#### [What is needed]
Go through the entries one line at a time, and gather every line that has the word "также".

[Data records]
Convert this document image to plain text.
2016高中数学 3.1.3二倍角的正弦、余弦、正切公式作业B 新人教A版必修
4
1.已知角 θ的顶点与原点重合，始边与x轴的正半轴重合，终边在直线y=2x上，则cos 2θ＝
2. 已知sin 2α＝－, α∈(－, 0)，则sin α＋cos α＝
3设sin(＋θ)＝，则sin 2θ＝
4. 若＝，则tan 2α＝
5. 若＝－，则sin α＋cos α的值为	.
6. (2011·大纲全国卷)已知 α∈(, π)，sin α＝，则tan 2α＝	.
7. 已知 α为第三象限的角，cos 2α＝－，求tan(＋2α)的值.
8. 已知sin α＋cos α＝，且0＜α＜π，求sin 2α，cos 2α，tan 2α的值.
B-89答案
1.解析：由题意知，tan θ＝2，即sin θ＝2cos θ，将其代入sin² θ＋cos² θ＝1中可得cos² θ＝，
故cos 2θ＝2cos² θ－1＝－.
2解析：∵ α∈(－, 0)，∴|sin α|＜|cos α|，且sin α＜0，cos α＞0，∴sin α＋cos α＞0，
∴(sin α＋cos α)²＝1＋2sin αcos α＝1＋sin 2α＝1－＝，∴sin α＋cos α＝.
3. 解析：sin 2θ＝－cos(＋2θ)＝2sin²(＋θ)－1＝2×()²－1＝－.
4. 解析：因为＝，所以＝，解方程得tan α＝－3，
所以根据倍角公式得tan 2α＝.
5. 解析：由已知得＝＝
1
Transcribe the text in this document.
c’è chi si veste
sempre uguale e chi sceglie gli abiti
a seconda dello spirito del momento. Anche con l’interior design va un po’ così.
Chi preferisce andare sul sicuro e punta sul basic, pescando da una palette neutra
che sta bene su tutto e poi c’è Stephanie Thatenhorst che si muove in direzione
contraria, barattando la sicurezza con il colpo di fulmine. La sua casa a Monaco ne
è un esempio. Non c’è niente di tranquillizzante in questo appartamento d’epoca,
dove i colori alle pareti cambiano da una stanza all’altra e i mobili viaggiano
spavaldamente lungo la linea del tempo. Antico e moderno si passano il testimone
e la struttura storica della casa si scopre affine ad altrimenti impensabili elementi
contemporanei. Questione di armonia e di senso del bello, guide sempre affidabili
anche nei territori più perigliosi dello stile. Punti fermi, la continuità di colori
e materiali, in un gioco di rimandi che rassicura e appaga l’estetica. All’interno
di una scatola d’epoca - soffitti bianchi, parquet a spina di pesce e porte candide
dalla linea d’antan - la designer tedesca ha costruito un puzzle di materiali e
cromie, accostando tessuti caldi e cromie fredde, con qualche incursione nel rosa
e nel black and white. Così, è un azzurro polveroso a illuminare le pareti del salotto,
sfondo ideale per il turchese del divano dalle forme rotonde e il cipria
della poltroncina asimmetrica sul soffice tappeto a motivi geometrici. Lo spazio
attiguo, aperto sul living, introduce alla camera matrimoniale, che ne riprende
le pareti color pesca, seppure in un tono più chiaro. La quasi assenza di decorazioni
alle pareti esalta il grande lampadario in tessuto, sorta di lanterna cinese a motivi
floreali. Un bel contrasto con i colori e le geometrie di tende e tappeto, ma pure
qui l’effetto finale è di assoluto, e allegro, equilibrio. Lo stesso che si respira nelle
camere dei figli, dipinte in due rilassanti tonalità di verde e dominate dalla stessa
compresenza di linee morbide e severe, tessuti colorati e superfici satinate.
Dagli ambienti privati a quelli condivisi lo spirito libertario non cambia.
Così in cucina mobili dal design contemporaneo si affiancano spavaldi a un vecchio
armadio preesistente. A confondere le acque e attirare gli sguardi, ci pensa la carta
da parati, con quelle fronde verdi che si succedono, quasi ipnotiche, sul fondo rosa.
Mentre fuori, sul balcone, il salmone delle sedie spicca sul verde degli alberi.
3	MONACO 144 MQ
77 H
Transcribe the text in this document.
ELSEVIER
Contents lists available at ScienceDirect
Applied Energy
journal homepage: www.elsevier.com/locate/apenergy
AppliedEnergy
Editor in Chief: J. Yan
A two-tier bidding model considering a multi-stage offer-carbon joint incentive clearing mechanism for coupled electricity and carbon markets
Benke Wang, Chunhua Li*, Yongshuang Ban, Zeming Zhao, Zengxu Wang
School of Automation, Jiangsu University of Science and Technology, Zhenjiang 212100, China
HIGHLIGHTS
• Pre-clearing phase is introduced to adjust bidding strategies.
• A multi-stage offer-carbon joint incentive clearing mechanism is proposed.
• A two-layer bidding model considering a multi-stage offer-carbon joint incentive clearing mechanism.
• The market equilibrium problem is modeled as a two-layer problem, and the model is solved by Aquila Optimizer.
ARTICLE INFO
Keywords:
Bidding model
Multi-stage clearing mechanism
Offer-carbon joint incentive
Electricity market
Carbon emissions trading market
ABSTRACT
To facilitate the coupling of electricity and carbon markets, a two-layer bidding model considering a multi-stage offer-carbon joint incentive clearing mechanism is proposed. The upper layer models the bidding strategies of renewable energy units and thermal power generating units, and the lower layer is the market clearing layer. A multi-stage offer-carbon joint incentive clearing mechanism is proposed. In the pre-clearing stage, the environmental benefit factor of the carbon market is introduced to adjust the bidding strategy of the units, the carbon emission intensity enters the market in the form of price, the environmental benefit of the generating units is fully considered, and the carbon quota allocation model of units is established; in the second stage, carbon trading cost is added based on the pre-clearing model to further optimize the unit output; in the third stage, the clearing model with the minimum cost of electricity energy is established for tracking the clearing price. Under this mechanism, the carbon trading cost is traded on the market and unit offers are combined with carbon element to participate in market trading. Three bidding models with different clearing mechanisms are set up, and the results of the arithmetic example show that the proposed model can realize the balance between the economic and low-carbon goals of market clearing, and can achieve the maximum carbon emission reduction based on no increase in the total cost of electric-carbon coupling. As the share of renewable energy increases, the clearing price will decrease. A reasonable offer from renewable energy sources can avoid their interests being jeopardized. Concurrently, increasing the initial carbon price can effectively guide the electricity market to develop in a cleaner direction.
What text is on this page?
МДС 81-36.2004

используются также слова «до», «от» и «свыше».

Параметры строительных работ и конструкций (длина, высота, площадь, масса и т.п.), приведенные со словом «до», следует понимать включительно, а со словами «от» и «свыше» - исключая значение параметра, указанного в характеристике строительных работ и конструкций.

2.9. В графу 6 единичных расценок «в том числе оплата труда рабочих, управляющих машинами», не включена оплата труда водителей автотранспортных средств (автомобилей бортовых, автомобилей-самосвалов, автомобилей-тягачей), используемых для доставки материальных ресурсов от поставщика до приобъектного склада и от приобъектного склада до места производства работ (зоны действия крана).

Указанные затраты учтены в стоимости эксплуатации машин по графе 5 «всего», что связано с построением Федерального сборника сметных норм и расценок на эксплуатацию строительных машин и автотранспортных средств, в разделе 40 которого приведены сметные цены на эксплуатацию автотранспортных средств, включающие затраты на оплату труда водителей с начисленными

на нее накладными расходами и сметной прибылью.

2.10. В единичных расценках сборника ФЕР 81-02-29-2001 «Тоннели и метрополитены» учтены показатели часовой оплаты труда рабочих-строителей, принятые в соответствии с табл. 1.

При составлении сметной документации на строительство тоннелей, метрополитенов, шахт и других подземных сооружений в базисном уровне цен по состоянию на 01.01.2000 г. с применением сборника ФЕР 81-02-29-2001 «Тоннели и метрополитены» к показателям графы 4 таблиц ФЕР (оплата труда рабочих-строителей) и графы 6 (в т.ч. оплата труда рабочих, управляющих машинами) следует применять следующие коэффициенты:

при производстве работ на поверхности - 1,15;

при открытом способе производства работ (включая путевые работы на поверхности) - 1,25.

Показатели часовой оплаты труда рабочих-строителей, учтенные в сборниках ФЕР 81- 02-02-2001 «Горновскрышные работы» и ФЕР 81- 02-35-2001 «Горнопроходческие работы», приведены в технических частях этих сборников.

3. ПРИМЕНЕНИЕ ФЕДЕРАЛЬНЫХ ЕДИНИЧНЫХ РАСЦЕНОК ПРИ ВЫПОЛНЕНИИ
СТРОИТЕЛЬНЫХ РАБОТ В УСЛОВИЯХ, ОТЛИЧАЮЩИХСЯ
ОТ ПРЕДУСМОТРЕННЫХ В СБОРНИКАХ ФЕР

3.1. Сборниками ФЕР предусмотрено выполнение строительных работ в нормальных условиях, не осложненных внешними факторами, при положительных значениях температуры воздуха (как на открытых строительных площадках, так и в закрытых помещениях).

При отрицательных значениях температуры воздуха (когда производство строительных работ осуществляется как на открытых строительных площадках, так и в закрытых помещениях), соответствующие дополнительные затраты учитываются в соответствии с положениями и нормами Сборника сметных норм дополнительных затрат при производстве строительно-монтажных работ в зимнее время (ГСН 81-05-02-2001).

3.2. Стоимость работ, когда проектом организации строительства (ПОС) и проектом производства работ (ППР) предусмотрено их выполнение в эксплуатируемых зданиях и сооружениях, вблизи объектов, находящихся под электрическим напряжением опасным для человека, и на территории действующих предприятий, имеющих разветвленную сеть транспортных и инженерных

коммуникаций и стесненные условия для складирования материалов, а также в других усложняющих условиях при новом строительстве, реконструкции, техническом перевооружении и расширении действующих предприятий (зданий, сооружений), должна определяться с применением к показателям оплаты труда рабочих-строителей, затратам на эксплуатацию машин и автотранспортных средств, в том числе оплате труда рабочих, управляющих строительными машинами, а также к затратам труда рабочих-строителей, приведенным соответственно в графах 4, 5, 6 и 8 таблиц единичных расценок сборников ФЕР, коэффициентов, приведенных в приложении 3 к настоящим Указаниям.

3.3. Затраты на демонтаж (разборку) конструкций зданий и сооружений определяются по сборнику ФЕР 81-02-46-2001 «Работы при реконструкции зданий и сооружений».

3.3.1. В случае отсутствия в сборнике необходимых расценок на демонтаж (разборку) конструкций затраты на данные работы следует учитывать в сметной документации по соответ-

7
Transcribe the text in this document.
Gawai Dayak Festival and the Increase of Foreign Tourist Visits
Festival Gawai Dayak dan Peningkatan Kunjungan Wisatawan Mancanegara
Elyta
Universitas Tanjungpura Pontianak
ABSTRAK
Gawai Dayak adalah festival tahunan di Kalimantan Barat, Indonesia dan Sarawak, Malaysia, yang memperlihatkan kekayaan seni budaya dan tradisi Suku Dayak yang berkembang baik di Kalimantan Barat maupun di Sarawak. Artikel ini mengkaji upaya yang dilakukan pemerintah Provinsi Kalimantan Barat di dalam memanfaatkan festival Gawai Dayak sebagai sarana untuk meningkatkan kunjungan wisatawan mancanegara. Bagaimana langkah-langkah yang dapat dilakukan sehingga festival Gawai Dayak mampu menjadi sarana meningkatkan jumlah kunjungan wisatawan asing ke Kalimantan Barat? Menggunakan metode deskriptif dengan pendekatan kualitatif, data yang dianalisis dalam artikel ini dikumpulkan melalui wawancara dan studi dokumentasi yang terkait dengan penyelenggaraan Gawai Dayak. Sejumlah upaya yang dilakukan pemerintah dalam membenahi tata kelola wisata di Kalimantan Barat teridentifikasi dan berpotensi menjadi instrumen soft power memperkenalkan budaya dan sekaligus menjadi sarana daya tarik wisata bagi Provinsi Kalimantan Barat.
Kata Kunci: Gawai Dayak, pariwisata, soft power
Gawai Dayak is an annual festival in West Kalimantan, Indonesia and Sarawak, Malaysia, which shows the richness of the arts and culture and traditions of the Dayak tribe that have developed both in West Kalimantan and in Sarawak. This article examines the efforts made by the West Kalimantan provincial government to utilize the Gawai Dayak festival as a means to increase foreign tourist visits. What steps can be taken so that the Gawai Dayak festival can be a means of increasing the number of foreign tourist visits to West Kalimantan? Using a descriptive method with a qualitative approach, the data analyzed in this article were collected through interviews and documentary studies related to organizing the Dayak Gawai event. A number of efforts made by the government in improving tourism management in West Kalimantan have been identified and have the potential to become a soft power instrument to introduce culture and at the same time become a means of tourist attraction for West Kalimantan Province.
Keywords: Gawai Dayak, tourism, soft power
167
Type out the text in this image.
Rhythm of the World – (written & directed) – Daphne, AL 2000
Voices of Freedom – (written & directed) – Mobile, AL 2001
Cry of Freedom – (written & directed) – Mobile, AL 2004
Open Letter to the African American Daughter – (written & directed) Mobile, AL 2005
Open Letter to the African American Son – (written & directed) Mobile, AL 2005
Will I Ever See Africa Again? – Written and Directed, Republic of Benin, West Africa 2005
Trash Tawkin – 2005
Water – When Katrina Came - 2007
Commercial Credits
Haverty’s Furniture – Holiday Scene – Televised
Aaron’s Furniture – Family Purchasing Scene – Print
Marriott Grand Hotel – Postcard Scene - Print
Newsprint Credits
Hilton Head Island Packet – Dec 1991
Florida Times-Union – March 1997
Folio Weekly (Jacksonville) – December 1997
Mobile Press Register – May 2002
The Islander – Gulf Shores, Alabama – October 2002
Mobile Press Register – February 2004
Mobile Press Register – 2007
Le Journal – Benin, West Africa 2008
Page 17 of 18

#### [Worked answer]
используются также слова «до», «от» и «свыше».
коммуникаций и стесненные условия для складирования материалов, а также в других усложняющих условиях при новом строительстве, реконструкции, техническом перевооружении и расширении действующих предприятий (зданий, сооружений), должна определяться с применением к показателям оплаты труда рабочих-строителей, затратам на эксплуатацию машин и автотранспортных средств, в том числе оплате труда рабочих, управляющих строительными машинами, а также к затратам труда рабочих-строителей, приведенным соответственно в графах 4, 5, 6 и 8 таблиц единичных расценок сборников ФЕР, коэффициентов, приведенных в приложении 3 к настоящим Указаниям.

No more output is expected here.